**Supplied data**
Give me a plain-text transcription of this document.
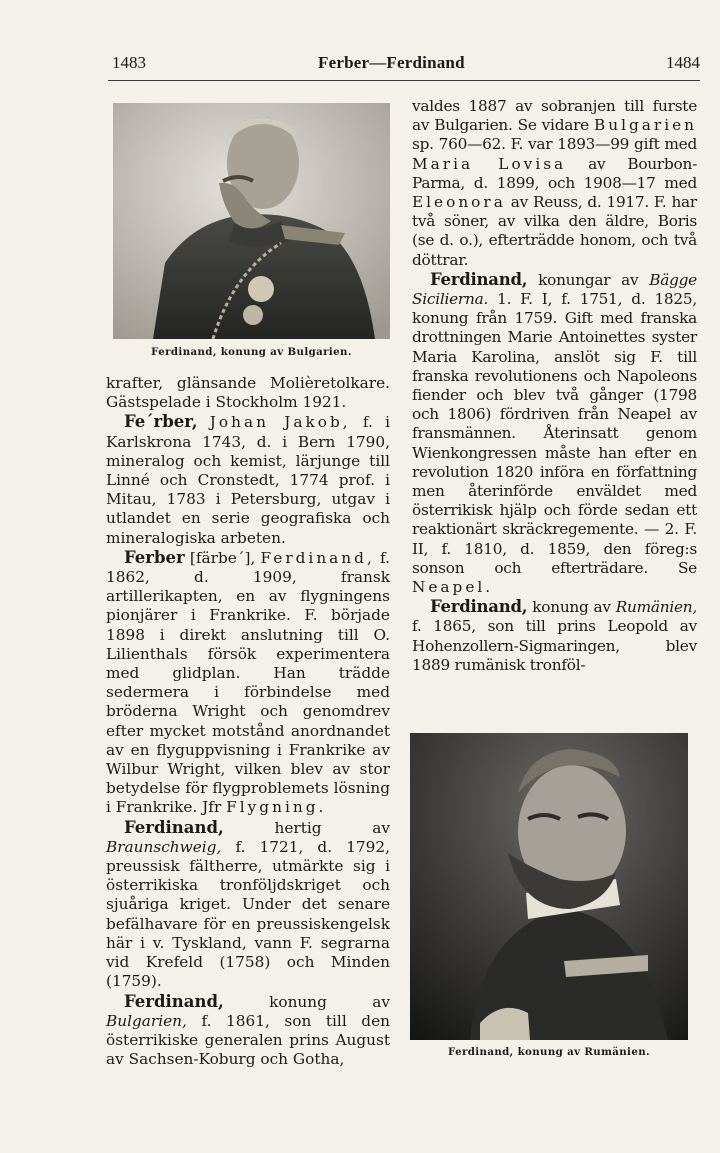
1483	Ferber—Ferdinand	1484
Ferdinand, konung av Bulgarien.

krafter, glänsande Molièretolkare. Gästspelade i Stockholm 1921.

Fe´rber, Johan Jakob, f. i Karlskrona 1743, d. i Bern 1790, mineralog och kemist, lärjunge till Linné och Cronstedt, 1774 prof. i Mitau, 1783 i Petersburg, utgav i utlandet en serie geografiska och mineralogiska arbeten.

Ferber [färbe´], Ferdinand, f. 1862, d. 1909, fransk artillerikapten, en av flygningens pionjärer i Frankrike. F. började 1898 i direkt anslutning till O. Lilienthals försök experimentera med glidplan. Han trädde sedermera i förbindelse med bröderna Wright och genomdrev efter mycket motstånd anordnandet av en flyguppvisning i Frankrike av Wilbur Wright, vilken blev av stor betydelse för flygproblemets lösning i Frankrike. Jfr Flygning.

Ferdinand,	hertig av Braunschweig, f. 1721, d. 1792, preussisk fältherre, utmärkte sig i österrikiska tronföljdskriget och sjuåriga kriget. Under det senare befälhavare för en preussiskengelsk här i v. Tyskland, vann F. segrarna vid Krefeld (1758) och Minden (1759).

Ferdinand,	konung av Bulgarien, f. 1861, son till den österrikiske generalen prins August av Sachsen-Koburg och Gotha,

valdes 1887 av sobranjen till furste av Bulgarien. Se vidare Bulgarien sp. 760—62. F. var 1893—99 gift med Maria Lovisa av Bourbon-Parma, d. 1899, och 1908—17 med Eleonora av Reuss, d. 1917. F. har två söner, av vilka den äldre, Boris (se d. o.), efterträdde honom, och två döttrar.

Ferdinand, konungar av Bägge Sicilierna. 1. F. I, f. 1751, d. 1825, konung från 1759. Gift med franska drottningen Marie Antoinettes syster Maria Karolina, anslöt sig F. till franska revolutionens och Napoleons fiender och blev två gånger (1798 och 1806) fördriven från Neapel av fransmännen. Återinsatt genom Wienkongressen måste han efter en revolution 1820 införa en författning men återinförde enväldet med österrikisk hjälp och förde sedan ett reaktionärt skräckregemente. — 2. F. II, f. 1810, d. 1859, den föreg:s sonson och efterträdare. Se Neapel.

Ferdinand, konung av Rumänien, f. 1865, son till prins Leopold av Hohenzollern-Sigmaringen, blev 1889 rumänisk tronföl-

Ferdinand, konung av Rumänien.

**Try it**
Each line of the entries that contains the word "Bulgarien" should be listed.

**Reply**
Ferdinand, konung av Bulgarien.
Ferdinand,	konung av Bulgarien, f. 1861, son till den österrikiske generalen prins August av Sachsen-Koburg och Gotha,
valdes 1887 av sobranjen till furste av Bulgarien. Se vidare Bulgarien sp. 760—62. F. var 1893—99 gift med Maria Lovisa av Bourbon-Parma, d. 1899, och 1908—17 med Eleonora av Reuss, d. 1917. F. har två söner, av vilka den äldre, Boris (se d. o.), efterträdde honom, och två döttrar.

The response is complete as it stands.